=== Records supplied ===

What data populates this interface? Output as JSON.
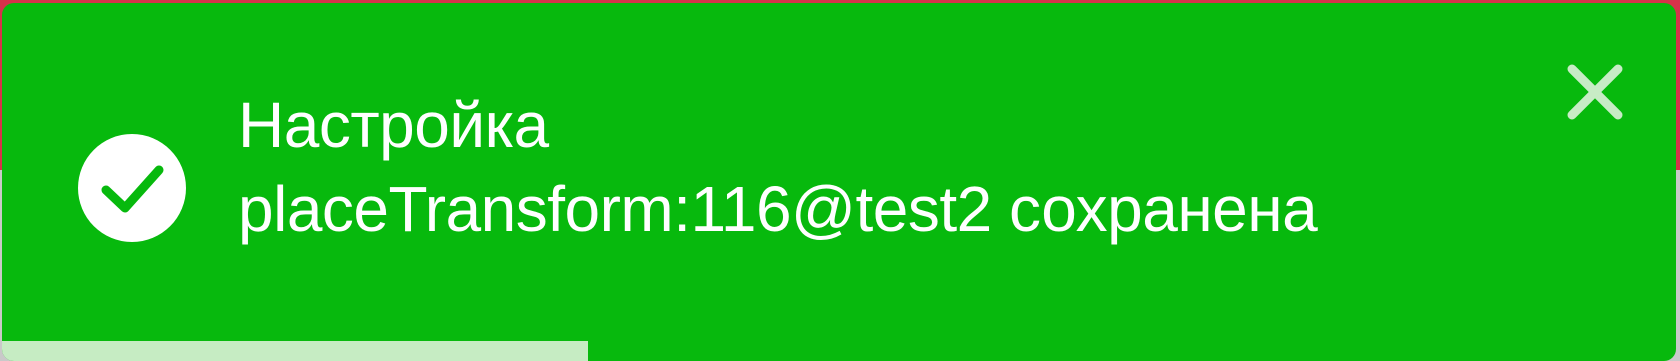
{
  "toast": {
    "type": "success",
    "icon": "checkmark-circle-icon",
    "message_line1": "Настройка",
    "message_line2": "placeTransform:116@test2 сохранена",
    "close_icon": "close-icon",
    "progress_fraction": 0.35,
    "colors": {
      "background": "#07b90d",
      "text": "#ffffff",
      "progress": "#c6ecc3",
      "page_top": "#d6324a"
    }
  }
}
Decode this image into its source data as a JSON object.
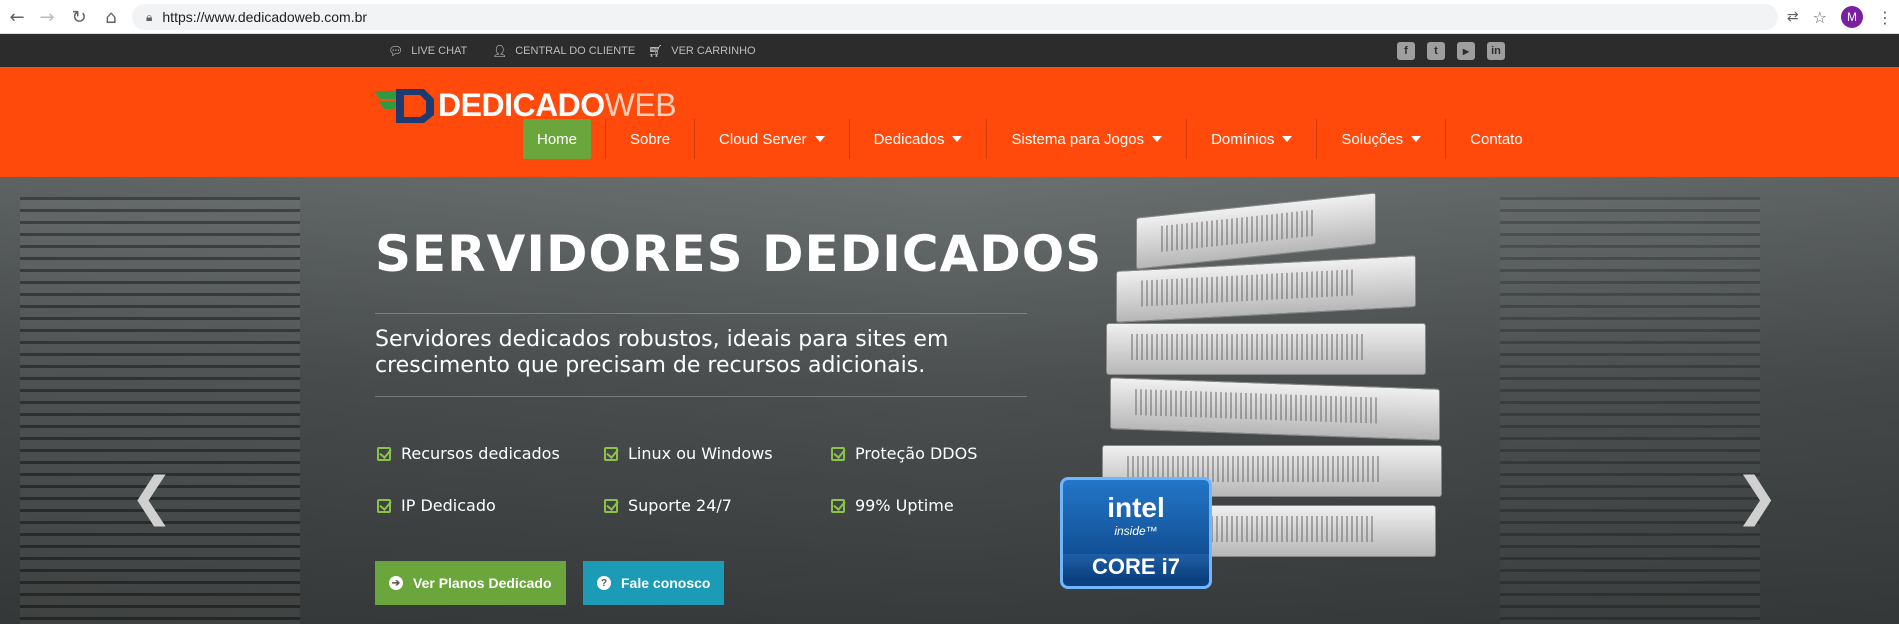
{
  "browser": {
    "url": "https://www.dedicadoweb.com.br",
    "avatar_letter": "M"
  },
  "topbar": {
    "items": [
      {
        "label": "LIVE CHAT",
        "icon": "chat-icon"
      },
      {
        "label": "CENTRAL DO CLIENTE",
        "icon": "user-icon"
      },
      {
        "label": "VER CARRINHO",
        "icon": "cart-icon"
      }
    ],
    "social": [
      "facebook-icon",
      "twitter-icon",
      "youtube-icon",
      "linkedin-icon"
    ]
  },
  "header": {
    "logo_part1": "DEDICADO",
    "logo_part2": "WEB",
    "menu": [
      {
        "label": "Home",
        "active": true,
        "dropdown": false
      },
      {
        "label": "Sobre",
        "dropdown": false
      },
      {
        "label": "Cloud Server",
        "dropdown": true
      },
      {
        "label": "Dedicados",
        "dropdown": true
      },
      {
        "label": "Sistema para Jogos",
        "dropdown": true
      },
      {
        "label": "Domínios",
        "dropdown": true
      },
      {
        "label": "Soluções",
        "dropdown": true
      },
      {
        "label": "Contato",
        "dropdown": false
      }
    ],
    "colors": {
      "bar": "#ff4a0c",
      "active": "#6aa63b"
    }
  },
  "hero": {
    "title": "SERVIDORES DEDICADOS",
    "subtitle": "Servidores dedicados robustos, ideais para sites em crescimento que precisam de recursos adicionais.",
    "features": [
      "Recursos dedicados",
      "Linux ou Windows",
      "Proteção DDOS",
      "IP Dedicado",
      "Suporte 24/7",
      "99% Uptime"
    ],
    "buttons": [
      {
        "label": "Ver Planos Dedicado",
        "color": "#6aa63b"
      },
      {
        "label": "Fale conosco",
        "color": "#1c9bb6"
      }
    ],
    "badge": {
      "brand": "intel",
      "tag": "inside™",
      "model": "CORE i7"
    },
    "prev": "❮",
    "next": "❯"
  }
}
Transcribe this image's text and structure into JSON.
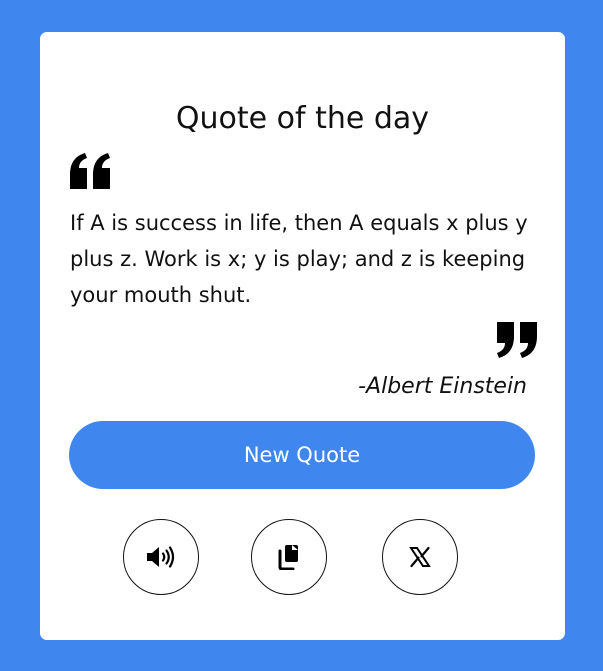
{
  "card": {
    "title": "Quote of the day",
    "quote": "If A is success in life, then A equals x plus y plus z. Work is x; y is play; and z is keeping your mouth shut.",
    "author": "-Albert Einstein"
  },
  "actions": {
    "new_quote_label": "New Quote",
    "speak_icon": "speaker-icon",
    "copy_icon": "copy-icon",
    "share_icon": "x-logo-icon"
  },
  "colors": {
    "background": "#3f87ef",
    "card": "#ffffff",
    "accent": "#3f87ef",
    "text": "#111111"
  }
}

===

### What is being asked
List each line in the listing that contains the string "image".

### Answer to this task
Decode this image into its source data as a JSON object.
Transcribe this image's text and structure into JSON.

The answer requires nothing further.